→ Instructions for the task:
Give all of the lines again, with nothing added or dropped.
----- Dataset extract -----
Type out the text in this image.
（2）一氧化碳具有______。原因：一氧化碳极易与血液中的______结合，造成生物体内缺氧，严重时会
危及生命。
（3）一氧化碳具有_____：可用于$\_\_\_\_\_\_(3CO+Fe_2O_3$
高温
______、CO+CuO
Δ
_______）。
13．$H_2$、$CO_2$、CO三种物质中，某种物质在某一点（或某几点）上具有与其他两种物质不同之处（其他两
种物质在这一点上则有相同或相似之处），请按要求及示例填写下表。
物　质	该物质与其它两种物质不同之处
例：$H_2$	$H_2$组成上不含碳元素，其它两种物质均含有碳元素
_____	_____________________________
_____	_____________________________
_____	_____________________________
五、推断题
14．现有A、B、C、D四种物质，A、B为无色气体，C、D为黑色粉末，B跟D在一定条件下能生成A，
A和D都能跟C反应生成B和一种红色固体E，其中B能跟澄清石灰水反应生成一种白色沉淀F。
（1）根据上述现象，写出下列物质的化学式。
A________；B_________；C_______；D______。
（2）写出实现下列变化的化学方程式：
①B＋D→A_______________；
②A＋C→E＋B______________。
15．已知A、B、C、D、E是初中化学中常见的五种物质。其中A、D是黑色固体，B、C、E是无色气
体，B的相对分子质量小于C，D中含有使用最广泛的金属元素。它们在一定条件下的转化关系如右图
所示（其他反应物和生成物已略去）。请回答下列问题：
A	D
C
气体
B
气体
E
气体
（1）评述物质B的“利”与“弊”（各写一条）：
-----
→ Expected output:
Type out the text in this image.
（2）一氧化碳具有______。原因：一氧化碳极易与血液中的______结合，造成生物体内缺氧，严重时会
危及生命。
（3）一氧化碳具有_____：可用于$\_\_\_\_\_\_(3CO+Fe_2O_3$
高温
______、CO+CuO
Δ
_______）。
13．$H_2$、$CO_2$、CO三种物质中，某种物质在某一点（或某几点）上具有与其他两种物质不同之处（其他两
种物质在这一点上则有相同或相似之处），请按要求及示例填写下表。
物　质	该物质与其它两种物质不同之处
例：$H_2$	$H_2$组成上不含碳元素，其它两种物质均含有碳元素
_____	_____________________________
_____	_____________________________
_____	_____________________________
五、推断题
14．现有A、B、C、D四种物质，A、B为无色气体，C、D为黑色粉末，B跟D在一定条件下能生成A，
A和D都能跟C反应生成B和一种红色固体E，其中B能跟澄清石灰水反应生成一种白色沉淀F。
（1）根据上述现象，写出下列物质的化学式。
A________；B_________；C_______；D______。
（2）写出实现下列变化的化学方程式：
①B＋D→A_______________；
②A＋C→E＋B______________。
15．已知A、B、C、D、E是初中化学中常见的五种物质。其中A、D是黑色固体，B、C、E是无色气
体，B的相对分子质量小于C，D中含有使用最广泛的金属元素。它们在一定条件下的转化关系如右图
所示（其他反应物和生成物已略去）。请回答下列问题：
A	D
C
气体
B
气体
E
气体
（1）评述物质B的“利”与“弊”（各写一条）：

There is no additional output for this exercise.